**Stated exercise:** Find all lines in the listing that include the word "grid", then copy them.

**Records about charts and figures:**

********

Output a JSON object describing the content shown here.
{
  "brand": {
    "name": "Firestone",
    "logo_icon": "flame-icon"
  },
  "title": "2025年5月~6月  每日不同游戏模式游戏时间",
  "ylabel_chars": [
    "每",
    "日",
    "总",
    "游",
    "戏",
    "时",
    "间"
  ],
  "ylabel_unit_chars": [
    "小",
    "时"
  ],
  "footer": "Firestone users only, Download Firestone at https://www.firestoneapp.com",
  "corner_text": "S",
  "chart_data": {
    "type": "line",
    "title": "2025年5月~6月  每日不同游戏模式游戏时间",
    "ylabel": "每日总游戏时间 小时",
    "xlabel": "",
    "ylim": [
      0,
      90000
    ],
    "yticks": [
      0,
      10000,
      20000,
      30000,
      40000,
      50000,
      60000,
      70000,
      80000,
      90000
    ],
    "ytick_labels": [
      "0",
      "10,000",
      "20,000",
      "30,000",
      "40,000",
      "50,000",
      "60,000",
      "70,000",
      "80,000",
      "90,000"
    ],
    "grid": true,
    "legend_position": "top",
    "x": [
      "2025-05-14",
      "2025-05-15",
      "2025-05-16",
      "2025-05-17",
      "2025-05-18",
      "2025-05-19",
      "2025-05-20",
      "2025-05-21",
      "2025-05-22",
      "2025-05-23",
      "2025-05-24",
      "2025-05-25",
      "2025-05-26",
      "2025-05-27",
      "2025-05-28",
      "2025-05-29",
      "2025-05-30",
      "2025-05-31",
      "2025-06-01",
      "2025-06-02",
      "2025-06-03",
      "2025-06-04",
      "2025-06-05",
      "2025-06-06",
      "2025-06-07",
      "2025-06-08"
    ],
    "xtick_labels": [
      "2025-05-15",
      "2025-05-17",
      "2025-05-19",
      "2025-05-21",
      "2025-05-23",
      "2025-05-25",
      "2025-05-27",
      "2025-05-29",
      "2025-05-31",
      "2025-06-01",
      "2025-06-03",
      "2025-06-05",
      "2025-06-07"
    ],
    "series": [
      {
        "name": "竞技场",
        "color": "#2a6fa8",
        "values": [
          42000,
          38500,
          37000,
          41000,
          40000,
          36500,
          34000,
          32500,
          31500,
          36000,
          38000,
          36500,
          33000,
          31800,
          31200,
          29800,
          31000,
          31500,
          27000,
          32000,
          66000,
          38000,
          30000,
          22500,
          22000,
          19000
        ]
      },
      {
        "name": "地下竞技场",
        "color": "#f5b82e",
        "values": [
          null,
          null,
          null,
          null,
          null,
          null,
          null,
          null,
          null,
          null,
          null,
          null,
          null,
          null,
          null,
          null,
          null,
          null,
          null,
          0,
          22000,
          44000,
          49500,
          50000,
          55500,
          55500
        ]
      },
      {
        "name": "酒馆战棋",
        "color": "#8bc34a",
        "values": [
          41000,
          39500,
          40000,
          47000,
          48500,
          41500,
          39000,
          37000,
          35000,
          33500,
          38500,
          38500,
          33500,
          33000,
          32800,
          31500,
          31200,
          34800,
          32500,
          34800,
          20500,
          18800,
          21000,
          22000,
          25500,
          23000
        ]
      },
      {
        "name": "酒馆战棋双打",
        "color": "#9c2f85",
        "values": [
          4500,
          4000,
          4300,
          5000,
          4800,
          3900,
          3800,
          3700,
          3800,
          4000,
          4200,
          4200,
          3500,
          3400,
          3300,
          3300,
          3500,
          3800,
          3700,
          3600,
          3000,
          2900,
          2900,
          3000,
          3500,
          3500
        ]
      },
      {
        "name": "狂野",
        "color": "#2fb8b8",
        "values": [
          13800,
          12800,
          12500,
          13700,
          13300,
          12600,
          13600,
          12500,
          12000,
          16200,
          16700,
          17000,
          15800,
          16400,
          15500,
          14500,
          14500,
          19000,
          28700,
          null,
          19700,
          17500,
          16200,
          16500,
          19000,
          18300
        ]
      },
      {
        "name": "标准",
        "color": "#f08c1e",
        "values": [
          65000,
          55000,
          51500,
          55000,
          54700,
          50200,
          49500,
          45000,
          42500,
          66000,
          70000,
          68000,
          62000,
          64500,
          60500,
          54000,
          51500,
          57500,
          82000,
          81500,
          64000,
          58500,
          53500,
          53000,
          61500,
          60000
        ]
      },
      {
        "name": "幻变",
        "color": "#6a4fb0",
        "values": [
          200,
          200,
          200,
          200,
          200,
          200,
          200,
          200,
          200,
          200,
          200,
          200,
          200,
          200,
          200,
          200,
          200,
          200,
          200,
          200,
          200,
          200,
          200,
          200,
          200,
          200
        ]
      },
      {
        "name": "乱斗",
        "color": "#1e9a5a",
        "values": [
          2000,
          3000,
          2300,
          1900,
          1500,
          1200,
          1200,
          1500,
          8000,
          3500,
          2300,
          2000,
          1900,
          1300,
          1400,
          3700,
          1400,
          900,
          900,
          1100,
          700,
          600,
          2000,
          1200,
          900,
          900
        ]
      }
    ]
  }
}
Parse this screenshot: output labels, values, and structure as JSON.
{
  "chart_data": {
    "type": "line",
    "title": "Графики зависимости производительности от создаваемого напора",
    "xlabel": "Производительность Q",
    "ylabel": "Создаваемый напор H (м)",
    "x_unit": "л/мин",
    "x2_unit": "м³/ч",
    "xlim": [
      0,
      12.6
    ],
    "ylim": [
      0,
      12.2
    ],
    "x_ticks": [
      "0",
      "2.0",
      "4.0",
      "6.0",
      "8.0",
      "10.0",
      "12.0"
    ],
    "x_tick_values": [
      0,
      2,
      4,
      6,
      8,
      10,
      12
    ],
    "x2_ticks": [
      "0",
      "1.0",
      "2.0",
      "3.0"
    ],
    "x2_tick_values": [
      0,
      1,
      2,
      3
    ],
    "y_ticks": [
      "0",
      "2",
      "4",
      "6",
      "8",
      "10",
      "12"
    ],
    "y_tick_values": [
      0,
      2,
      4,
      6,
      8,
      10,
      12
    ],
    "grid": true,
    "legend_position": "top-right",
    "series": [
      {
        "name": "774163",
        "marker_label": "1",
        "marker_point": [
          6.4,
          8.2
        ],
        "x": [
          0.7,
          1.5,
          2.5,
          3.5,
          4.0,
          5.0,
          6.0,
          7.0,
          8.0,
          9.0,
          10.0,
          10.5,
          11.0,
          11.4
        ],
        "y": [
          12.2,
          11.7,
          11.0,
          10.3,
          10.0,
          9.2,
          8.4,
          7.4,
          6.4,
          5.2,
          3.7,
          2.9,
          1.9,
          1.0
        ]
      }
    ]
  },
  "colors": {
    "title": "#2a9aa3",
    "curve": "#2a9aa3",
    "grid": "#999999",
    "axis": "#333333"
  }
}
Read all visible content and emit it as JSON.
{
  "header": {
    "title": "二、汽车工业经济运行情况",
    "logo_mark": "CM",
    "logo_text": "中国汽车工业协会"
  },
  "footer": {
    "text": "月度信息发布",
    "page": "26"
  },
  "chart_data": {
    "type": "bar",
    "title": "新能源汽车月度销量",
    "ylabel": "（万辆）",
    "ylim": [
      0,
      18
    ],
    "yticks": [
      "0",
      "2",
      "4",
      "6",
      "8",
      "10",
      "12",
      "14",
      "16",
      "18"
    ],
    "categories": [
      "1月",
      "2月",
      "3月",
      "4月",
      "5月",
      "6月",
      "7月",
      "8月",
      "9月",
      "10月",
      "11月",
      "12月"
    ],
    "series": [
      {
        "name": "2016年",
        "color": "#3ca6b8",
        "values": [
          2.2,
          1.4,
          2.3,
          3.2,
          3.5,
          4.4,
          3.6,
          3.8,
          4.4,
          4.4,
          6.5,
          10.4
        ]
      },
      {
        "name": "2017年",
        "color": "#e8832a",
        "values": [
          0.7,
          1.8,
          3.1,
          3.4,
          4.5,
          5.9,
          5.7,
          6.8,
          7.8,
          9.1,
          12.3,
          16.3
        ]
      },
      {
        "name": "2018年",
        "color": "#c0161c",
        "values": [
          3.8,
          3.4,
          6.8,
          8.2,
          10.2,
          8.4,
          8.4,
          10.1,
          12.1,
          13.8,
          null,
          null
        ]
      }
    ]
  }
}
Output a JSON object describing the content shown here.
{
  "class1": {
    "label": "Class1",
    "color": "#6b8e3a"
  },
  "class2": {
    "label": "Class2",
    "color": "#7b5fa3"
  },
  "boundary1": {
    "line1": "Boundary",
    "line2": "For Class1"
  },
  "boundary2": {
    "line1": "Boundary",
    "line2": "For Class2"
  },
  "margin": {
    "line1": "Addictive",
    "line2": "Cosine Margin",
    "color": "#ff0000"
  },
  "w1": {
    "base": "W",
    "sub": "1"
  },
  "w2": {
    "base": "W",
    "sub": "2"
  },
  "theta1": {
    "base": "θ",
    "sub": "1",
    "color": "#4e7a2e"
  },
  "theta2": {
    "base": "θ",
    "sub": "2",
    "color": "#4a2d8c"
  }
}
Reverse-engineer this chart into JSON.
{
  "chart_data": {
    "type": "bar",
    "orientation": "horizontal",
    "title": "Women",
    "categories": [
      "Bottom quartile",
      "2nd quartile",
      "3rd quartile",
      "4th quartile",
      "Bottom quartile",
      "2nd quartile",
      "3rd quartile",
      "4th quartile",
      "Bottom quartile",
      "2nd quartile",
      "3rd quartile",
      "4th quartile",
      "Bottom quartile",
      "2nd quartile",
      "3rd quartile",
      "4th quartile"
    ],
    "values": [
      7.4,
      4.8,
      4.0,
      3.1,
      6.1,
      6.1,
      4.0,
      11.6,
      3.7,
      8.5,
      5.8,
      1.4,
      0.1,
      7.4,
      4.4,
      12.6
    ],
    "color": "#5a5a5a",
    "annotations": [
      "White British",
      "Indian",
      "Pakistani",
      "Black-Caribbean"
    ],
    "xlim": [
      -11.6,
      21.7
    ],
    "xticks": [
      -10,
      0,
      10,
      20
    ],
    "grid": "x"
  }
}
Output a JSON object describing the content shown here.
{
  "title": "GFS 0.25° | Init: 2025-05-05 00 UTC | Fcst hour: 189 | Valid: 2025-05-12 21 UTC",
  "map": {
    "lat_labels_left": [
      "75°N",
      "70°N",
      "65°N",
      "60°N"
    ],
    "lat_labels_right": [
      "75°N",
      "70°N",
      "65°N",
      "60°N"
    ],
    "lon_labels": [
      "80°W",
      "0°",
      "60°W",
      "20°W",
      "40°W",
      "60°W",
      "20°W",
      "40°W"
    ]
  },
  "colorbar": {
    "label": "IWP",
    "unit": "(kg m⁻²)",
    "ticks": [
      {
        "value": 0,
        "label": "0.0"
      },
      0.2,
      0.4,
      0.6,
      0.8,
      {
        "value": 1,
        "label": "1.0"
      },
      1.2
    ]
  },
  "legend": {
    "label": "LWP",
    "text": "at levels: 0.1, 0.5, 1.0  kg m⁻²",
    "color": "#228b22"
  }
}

********

**Output of the exercise:**
    "grid": true,
    "grid": true,
    "grid": "#999999",
    "grid": "x"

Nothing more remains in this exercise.